● **What you need to do**
Narrow the data below down to the lines containing "Simul".

● **Stored dataset items**
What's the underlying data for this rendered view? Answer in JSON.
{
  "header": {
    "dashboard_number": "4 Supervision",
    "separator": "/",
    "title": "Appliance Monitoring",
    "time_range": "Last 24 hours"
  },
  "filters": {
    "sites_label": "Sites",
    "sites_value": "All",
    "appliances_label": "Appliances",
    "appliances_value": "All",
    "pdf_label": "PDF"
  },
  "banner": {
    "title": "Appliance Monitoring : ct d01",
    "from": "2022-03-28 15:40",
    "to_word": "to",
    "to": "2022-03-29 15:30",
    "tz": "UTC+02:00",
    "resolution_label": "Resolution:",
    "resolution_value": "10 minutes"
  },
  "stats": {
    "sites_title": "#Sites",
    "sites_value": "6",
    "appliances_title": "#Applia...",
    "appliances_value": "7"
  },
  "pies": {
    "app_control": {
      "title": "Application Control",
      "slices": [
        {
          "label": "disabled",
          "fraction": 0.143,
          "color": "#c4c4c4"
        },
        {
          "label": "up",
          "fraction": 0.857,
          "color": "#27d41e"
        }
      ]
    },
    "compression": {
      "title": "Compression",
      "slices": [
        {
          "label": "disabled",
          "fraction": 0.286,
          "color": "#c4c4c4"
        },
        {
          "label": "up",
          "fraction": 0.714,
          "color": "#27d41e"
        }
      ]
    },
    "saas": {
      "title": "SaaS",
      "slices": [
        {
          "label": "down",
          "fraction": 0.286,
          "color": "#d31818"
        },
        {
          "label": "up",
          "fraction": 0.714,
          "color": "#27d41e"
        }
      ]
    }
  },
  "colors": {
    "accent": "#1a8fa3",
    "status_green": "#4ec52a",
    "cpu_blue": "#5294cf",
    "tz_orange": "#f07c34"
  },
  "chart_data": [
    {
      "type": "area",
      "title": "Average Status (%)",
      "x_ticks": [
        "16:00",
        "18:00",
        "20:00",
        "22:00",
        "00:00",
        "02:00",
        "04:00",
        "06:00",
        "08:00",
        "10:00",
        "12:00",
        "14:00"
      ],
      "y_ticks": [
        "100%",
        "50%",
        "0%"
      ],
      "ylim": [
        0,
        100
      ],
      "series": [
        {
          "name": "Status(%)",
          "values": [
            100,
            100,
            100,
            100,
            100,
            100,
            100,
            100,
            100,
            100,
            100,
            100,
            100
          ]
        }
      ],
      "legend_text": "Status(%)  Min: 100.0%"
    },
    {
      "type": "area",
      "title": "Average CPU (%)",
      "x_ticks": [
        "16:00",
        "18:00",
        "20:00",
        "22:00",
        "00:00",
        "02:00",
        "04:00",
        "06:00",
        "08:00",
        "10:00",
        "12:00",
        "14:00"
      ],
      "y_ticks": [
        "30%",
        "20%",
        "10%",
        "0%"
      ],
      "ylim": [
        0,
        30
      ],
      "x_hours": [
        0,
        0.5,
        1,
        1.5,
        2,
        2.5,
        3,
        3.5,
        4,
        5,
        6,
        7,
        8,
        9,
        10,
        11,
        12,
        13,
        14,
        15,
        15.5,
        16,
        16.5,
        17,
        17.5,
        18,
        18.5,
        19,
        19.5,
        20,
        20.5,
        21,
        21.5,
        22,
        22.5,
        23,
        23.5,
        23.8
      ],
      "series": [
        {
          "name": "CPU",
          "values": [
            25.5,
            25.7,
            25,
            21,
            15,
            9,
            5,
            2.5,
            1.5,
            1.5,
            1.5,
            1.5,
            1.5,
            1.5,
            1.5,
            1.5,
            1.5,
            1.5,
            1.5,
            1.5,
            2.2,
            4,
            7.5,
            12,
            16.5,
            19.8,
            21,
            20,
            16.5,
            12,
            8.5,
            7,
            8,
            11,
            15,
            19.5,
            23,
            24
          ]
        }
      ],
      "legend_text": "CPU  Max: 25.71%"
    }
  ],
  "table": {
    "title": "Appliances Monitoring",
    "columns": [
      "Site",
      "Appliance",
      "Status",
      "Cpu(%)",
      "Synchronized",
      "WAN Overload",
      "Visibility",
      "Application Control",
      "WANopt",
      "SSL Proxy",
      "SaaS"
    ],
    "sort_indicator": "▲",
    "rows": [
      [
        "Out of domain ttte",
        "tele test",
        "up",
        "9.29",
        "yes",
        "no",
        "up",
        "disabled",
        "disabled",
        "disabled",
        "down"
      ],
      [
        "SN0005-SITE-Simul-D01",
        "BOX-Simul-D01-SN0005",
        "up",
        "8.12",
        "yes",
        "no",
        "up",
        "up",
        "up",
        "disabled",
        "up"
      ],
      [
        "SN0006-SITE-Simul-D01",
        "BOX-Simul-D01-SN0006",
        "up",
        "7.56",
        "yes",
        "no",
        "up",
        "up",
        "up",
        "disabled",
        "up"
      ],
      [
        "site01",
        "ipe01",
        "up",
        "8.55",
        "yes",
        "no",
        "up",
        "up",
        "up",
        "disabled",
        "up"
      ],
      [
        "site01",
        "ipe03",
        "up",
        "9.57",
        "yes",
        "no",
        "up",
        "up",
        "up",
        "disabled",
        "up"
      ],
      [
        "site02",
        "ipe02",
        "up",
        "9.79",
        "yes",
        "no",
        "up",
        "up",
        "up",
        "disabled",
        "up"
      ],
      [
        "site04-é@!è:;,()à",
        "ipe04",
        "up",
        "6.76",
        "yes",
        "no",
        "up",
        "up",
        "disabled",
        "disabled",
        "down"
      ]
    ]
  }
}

● **Complete answer**
        "SN0005-SITE-Simul-D01",
        "BOX-Simul-D01-SN0005",
        "SN0006-SITE-Simul-D01",
        "BOX-Simul-D01-SN0006",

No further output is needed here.